| WRITTEN INSTRUCTION |
The entries are to be returned exactly, with images left out.

<<<<

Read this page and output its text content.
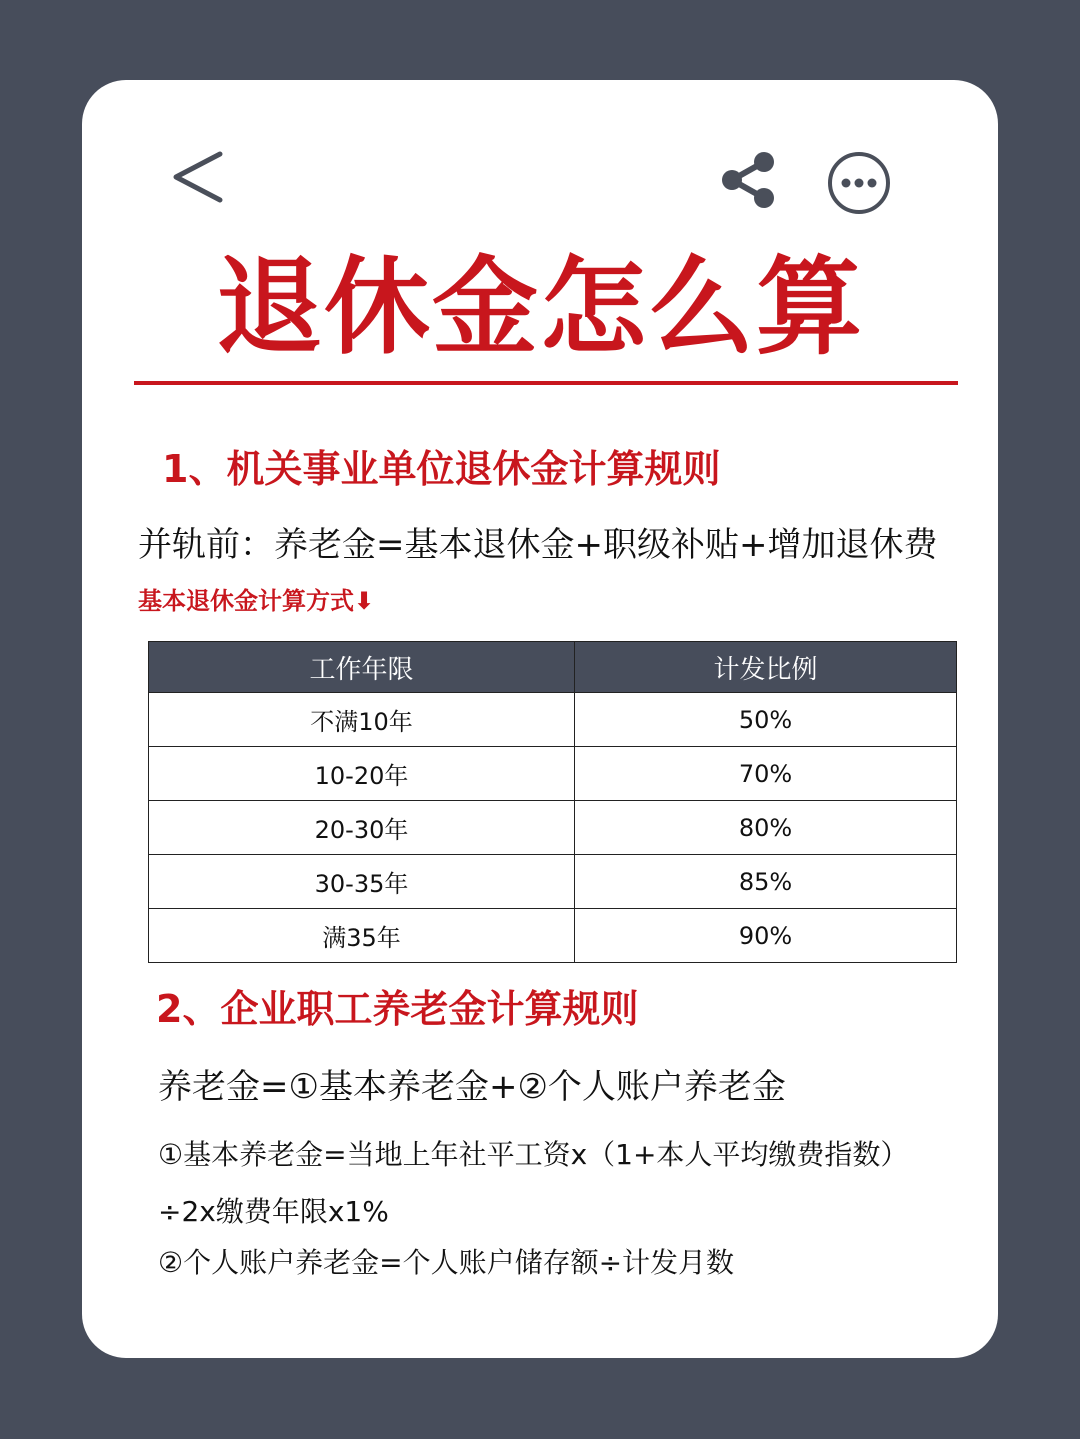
退休金怎么算
1、机关事业单位退休金计算规则
并轨前：养老金=基本退休金+职级补贴+增加退休费
基本退休金计算方式⬇
工作年限	计发比例
不满10年	50%
10-20年	70%
20-30年	80%
30-35年	85%
满35年	90%
2、企业职工养老金计算规则
养老金=①基本养老金+②个人账户养老金
①基本养老金=当地上年社平工资x（1+本人平均缴费指数）÷2x缴费年限x1%
②个人账户养老金=个人账户储存额÷计发月数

>>>>

| FINAL ANSWER |
Read this page and output its text content.
退休金怎么算
1、机关事业单位退休金计算规则
并轨前：养老金=基本退休金+职级补贴+增加退休费
基本退休金计算方式⬇
工作年限	计发比例
不满10年	50%
10-20年	70%
20-30年	80%
30-35年	85%
满35年	90%
2、企业职工养老金计算规则
养老金=①基本养老金+②个人账户养老金
①基本养老金=当地上年社平工资x（1+本人平均缴费指数）÷2x缴费年限x1%
②个人账户养老金=个人账户储存额÷计发月数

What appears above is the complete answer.